━━━ Data provided ━━━

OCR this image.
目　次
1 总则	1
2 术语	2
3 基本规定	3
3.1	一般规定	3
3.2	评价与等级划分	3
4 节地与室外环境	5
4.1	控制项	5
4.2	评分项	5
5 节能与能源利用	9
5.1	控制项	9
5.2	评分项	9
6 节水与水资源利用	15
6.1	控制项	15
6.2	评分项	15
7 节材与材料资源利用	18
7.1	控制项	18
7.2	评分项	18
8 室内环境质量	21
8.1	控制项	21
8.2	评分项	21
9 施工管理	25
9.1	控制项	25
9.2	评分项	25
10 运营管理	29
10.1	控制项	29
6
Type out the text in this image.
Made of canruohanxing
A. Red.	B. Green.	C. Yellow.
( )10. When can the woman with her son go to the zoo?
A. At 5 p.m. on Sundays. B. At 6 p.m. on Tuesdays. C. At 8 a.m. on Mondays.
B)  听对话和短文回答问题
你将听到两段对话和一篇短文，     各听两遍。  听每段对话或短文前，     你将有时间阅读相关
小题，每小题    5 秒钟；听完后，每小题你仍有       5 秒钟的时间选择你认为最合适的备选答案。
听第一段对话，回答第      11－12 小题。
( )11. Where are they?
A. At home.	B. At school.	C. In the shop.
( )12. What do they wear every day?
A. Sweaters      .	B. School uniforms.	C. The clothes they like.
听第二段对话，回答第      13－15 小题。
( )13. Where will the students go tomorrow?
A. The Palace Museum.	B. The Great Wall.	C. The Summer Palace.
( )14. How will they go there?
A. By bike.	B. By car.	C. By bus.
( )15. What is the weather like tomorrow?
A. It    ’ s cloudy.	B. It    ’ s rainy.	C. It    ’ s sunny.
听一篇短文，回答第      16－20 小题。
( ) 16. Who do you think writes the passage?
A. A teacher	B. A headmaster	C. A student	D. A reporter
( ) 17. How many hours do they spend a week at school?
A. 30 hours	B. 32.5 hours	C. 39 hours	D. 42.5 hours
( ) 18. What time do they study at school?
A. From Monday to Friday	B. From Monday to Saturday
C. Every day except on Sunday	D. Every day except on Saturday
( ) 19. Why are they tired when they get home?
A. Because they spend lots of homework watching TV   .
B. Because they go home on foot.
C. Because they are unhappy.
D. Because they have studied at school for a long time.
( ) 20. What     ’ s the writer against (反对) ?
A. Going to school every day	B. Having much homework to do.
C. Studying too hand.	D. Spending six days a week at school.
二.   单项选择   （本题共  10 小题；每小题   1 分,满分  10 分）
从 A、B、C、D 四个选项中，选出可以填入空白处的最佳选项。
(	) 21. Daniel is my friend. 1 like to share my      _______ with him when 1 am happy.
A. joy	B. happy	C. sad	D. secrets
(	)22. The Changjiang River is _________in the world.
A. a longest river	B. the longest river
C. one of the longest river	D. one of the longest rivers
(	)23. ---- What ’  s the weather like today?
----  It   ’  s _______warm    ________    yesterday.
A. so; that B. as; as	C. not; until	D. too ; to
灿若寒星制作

━━━

Work to complete:
Only the number is wanted: how many lines in the data include the word "week"?

Result for this exercise:
2